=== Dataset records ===
[start]
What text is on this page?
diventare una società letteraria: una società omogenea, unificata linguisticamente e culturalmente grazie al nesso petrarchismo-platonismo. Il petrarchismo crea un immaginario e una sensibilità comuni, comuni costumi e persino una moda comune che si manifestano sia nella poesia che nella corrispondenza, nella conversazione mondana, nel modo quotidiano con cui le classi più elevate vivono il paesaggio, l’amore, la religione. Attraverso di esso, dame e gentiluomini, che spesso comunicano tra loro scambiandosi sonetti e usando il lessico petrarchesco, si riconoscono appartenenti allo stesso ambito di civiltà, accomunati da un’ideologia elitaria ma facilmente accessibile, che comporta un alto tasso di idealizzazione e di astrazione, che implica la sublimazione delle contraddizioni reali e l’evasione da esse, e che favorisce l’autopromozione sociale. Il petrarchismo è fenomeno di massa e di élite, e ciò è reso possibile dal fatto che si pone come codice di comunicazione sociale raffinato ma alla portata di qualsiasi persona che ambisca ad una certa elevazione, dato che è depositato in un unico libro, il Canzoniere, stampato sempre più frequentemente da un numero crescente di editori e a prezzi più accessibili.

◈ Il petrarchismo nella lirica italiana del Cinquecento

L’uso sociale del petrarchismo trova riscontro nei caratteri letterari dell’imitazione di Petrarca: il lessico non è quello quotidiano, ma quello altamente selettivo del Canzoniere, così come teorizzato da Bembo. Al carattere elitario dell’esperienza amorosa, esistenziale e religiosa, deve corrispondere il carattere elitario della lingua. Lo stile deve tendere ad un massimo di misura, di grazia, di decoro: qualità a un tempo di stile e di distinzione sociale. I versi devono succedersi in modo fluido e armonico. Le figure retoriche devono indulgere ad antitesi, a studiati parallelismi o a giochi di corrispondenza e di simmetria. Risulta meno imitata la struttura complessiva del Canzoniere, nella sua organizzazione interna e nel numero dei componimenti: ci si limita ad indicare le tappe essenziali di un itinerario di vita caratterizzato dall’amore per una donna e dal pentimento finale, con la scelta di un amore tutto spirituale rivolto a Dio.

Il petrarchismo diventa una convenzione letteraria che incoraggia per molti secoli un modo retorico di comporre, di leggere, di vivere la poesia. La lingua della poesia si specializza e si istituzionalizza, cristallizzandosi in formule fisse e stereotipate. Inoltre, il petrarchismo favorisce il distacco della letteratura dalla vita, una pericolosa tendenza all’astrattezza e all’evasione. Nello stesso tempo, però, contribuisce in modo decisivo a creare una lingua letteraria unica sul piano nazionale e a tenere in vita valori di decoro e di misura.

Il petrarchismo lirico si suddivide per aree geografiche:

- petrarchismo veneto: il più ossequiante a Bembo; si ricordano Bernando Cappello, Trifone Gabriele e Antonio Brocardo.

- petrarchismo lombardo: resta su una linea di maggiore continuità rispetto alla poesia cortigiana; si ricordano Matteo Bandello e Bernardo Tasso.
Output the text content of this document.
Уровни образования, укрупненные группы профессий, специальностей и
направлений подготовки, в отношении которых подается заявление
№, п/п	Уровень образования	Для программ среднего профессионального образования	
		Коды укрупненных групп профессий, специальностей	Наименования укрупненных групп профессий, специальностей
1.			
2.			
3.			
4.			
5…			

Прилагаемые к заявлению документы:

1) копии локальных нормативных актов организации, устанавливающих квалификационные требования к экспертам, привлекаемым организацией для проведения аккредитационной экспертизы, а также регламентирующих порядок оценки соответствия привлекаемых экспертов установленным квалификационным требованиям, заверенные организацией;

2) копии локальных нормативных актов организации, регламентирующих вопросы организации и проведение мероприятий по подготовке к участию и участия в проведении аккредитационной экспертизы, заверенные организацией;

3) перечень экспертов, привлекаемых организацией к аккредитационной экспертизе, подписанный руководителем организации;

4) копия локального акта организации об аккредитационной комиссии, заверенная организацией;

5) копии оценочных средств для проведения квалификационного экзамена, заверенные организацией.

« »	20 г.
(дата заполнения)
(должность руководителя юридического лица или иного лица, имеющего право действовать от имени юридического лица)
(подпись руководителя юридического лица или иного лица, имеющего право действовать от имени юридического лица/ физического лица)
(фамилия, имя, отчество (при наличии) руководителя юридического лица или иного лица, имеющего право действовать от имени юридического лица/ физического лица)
[end]
=== WHAT YOU ARE ASKED TO DO ===
Exactly how many lines of the listing above contain the string "физического"? Give no more than the number.

=== FINISHED TASK ===
2